** Problem to work on **
Give as a numbered list everything from the line containing "Decompose this screenshot" down to the line containing "c-pad-subscript: pad <box>447", leaving out blank lines and pictures.

** Data to process **
((
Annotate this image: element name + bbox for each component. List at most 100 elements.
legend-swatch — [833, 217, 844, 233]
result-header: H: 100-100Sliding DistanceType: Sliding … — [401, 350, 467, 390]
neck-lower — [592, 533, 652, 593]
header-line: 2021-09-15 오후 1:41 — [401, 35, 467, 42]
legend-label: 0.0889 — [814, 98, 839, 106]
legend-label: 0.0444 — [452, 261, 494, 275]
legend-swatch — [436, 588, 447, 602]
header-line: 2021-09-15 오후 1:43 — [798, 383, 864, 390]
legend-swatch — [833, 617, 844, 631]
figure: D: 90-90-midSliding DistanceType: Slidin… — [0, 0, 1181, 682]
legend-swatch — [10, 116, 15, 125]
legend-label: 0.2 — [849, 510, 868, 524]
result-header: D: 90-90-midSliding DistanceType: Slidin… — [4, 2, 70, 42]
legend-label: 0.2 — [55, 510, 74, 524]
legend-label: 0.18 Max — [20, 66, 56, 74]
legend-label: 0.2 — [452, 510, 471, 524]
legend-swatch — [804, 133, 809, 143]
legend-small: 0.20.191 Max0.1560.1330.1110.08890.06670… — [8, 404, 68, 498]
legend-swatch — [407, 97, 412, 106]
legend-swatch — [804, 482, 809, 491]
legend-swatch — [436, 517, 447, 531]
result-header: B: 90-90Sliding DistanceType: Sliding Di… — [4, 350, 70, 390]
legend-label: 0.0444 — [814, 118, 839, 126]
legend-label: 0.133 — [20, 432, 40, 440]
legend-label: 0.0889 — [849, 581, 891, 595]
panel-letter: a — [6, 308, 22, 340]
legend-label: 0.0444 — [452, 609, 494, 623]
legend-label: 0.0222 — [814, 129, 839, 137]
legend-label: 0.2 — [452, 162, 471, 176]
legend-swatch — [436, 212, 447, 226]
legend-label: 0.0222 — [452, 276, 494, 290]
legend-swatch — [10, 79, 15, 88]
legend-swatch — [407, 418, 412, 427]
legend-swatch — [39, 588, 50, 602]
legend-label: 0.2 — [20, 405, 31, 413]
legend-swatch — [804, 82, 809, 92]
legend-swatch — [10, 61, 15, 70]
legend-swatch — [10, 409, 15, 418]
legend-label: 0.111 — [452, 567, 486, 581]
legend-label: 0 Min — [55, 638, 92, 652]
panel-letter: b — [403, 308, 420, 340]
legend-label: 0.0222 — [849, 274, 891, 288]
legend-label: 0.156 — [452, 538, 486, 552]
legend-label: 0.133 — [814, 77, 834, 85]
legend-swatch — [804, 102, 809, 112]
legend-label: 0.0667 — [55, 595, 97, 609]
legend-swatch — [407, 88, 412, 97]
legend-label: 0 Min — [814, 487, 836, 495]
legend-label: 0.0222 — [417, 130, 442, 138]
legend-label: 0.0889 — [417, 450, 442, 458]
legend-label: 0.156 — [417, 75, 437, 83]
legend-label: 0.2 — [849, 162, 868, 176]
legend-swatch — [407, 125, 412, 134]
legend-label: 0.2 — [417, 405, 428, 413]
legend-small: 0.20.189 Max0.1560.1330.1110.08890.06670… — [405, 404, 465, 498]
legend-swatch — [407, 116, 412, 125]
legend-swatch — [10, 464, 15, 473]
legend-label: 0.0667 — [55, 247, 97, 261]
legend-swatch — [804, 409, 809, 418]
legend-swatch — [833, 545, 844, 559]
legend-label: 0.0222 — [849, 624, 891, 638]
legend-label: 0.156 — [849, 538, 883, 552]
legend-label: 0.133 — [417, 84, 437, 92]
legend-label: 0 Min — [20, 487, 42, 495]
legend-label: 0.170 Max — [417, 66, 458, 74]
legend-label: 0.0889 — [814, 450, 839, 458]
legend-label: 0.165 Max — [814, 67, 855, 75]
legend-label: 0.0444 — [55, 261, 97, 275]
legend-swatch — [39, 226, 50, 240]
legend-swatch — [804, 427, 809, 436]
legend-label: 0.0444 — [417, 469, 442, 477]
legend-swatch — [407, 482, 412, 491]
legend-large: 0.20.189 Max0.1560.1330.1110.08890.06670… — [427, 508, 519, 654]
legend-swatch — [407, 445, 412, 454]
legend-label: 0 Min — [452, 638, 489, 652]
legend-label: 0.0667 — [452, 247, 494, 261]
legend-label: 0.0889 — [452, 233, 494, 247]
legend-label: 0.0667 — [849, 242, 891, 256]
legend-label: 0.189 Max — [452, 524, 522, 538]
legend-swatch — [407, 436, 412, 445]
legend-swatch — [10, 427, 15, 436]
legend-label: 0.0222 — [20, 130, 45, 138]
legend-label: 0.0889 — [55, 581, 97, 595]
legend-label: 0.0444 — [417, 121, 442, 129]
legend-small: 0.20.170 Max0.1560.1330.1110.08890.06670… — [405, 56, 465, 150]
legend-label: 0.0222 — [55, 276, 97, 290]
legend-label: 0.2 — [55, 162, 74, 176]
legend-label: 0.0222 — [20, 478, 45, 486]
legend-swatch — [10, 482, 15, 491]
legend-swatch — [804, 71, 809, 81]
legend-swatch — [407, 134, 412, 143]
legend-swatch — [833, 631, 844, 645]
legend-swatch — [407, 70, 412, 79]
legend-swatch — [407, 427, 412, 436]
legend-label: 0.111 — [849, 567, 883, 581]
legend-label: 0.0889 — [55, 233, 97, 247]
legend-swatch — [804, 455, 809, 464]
))
((
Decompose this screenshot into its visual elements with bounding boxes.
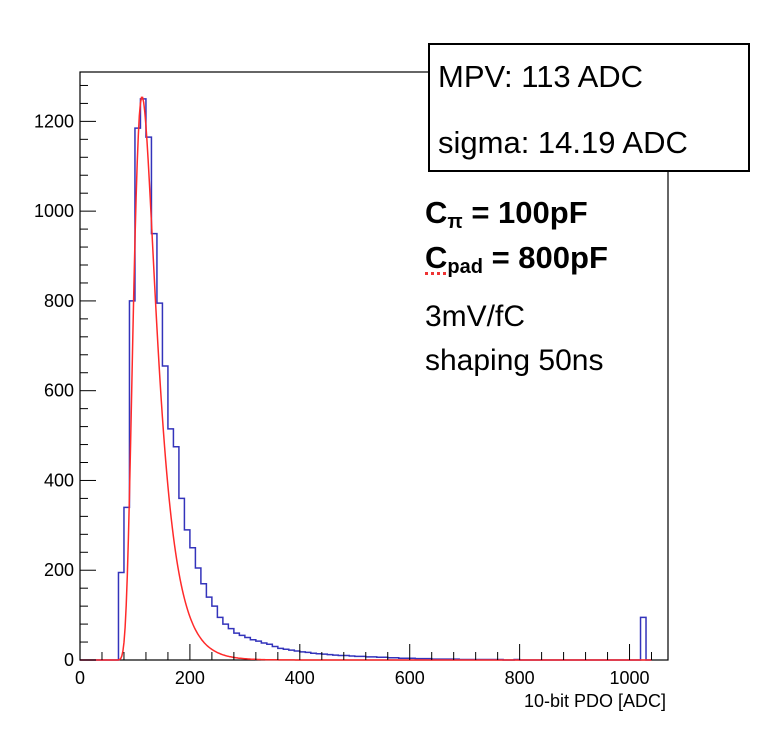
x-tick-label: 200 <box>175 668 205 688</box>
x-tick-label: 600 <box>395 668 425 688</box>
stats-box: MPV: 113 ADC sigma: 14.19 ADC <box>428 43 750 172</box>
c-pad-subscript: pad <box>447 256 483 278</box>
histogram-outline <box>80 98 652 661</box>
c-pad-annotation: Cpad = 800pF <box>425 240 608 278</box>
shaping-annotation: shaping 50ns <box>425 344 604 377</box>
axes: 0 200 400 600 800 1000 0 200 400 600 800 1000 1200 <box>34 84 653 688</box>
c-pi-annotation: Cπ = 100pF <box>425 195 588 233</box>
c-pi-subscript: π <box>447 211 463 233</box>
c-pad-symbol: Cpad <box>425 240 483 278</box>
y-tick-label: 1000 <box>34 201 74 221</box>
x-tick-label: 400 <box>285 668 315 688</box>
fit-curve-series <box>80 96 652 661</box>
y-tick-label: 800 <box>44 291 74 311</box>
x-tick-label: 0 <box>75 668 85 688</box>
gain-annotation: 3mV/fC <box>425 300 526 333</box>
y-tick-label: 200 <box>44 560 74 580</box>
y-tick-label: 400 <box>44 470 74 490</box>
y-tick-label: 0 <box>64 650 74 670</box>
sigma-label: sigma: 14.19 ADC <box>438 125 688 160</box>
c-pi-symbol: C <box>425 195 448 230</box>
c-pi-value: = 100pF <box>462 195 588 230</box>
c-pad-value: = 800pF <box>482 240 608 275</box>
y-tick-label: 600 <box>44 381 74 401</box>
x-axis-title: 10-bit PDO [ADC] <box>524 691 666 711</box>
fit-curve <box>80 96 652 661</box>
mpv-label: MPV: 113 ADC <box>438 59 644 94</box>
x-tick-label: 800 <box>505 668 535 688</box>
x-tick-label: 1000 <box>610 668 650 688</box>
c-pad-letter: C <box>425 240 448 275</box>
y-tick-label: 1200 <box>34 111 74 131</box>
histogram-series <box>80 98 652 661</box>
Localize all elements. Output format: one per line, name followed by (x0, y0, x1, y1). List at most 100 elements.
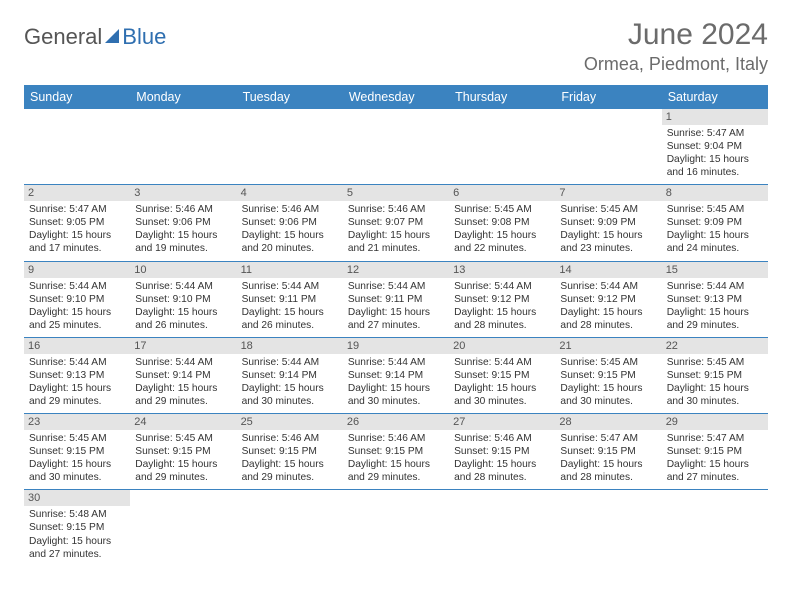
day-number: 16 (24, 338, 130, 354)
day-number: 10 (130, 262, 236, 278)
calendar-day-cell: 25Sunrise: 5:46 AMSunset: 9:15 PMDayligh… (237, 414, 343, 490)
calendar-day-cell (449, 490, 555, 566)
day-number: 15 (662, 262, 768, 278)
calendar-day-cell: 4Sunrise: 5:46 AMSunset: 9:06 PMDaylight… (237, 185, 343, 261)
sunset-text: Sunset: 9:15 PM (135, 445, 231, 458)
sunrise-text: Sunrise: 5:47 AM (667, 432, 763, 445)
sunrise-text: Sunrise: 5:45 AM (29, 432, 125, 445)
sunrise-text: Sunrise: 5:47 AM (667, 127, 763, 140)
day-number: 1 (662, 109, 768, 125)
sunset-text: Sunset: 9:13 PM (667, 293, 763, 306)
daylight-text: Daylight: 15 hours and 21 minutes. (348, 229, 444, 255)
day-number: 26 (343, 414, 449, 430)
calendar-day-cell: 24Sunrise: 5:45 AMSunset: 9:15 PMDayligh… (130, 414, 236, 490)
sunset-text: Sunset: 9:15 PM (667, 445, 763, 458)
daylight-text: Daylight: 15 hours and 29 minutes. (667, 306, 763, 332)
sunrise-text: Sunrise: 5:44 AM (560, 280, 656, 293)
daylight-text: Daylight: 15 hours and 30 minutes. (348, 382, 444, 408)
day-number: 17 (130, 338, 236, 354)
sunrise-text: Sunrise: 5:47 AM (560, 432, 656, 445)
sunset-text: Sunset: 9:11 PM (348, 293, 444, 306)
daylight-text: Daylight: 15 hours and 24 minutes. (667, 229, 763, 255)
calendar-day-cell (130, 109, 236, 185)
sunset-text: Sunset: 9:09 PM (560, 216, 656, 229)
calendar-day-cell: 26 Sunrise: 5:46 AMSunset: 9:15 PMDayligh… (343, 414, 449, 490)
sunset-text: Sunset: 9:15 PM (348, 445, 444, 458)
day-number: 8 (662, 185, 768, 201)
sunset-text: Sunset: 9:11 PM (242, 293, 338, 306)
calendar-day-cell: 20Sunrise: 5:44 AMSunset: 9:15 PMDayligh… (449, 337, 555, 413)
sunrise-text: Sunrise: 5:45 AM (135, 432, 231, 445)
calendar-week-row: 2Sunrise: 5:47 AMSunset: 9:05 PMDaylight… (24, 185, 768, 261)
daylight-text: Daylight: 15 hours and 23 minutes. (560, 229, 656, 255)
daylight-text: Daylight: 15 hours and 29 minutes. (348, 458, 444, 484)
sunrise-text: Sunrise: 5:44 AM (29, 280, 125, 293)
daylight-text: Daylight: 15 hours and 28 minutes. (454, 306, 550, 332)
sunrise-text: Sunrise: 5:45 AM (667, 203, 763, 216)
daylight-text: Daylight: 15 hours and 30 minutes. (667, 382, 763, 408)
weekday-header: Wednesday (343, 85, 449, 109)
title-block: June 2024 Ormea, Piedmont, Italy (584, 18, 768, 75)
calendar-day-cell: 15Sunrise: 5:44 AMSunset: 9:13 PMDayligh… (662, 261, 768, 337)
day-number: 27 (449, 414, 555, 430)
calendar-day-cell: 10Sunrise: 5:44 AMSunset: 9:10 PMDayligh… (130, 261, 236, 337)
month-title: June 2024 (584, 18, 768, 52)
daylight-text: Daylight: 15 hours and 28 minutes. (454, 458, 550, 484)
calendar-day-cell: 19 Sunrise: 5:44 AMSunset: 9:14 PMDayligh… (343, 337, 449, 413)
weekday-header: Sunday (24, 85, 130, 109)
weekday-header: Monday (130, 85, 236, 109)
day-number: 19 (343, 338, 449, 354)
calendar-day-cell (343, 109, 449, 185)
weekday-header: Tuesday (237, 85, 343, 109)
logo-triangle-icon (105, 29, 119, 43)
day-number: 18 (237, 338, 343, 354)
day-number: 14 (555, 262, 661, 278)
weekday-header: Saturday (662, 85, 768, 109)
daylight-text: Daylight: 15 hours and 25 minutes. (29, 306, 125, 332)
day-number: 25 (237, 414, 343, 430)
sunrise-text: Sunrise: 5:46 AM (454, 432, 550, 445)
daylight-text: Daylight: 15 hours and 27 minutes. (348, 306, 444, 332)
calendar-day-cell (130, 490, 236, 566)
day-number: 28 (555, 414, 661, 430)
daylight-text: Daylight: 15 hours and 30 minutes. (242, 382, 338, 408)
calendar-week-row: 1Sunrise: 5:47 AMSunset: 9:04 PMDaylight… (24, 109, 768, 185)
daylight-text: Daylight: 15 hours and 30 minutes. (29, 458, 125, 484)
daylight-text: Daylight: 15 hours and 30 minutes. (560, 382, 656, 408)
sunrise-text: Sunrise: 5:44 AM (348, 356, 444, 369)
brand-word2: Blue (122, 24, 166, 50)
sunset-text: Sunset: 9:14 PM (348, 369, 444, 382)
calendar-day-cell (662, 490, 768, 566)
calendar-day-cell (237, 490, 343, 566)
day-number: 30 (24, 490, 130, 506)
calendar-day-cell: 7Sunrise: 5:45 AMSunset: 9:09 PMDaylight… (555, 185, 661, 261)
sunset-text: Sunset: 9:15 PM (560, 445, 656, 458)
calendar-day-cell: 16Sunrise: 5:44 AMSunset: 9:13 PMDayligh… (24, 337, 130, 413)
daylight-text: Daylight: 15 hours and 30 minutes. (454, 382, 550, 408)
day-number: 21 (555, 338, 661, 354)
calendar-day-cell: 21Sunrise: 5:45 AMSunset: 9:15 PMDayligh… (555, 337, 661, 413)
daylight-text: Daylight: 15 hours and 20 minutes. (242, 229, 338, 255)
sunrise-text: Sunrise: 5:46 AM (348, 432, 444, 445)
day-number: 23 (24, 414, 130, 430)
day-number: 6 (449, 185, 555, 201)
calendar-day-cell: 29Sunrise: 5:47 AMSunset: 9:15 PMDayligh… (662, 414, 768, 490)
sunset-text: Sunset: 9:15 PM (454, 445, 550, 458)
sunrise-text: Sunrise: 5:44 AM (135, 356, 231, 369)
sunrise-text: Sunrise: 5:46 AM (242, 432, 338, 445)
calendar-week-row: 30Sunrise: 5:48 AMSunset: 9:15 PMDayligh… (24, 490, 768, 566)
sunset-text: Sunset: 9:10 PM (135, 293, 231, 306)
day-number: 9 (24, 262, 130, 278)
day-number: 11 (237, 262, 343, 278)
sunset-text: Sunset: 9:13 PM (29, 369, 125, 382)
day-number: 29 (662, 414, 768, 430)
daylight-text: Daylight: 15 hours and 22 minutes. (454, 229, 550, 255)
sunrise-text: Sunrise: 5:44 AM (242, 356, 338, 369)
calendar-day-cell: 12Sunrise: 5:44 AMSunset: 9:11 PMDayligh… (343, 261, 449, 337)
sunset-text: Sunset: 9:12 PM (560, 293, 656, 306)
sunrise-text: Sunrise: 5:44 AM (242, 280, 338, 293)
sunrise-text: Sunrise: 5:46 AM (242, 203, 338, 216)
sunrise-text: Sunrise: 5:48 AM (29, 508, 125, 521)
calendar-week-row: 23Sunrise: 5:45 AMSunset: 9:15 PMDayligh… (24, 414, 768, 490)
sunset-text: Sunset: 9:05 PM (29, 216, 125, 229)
))
((
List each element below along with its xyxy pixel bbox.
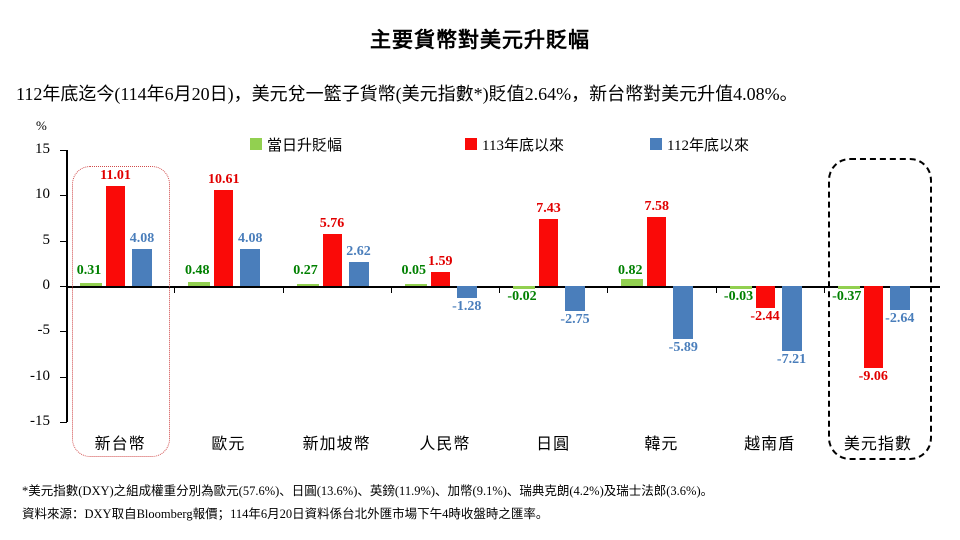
))
** Response **
1. Decompose this screenshot into its visual elements with bounding boxes.
2. x-tick-label: 200 <box>175 668 205 688</box>
3. x-tick-label: 600 <box>395 668 425 688</box>
4. stats-box: MPV: 113 ADC sigma: 14.19 ADC <box>428 43 750 172</box>
5. c-pad-subscript: pad <box>447 256 483 278</box>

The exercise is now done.